Do this: Lines containing the word "name" are to be located and copied.

Input material:
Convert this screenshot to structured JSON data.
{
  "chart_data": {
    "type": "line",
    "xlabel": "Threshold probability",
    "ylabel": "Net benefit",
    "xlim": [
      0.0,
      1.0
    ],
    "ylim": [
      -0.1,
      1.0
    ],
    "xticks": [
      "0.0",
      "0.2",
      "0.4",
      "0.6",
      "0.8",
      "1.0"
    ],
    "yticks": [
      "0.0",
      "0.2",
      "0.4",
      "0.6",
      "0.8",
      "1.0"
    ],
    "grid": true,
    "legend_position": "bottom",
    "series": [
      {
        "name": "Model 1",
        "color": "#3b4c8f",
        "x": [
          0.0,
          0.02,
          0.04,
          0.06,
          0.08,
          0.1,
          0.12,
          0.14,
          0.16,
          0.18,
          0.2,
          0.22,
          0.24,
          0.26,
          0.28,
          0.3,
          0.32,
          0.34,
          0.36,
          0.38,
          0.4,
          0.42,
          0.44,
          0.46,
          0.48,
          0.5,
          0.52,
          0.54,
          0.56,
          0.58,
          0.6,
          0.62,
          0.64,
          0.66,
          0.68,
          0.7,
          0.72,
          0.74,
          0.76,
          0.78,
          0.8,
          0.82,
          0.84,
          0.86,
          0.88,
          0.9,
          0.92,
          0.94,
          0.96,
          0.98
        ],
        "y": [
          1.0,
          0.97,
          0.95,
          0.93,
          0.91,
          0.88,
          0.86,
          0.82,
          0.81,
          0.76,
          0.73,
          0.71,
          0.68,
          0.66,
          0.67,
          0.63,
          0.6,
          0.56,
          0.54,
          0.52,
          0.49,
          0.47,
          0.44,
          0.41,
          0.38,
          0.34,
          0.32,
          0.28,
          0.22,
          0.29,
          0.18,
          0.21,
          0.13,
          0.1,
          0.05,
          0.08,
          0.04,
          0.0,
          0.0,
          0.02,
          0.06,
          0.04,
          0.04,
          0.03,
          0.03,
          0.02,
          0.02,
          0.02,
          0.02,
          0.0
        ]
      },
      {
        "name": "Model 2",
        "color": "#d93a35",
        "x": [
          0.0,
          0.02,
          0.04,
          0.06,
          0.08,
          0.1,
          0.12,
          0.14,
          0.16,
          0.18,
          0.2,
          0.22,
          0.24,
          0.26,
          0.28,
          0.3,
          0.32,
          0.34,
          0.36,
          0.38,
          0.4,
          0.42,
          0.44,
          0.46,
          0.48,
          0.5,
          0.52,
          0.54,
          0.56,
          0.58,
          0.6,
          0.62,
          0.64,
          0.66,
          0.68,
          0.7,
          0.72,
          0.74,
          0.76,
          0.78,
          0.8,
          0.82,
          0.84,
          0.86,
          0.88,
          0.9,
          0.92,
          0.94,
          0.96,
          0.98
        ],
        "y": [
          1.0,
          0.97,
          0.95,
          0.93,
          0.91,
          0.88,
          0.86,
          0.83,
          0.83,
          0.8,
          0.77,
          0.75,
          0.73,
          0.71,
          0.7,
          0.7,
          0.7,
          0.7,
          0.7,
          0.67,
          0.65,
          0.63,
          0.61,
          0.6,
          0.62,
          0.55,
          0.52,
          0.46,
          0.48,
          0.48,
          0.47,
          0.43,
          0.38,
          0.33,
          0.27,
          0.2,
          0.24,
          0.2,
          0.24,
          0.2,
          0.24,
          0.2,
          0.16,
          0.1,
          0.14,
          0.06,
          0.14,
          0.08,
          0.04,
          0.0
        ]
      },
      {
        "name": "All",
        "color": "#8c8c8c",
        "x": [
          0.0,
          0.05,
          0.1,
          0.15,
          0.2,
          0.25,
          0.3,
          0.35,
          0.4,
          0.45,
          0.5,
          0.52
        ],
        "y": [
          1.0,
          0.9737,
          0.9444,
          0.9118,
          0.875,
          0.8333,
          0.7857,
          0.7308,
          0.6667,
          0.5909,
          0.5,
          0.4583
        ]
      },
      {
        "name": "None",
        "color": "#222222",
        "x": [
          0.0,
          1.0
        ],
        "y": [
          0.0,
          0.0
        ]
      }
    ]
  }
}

Response to the task:
        "name": "Model 1",
        "name": "Model 2",
        "name": "All",
        "name": "None",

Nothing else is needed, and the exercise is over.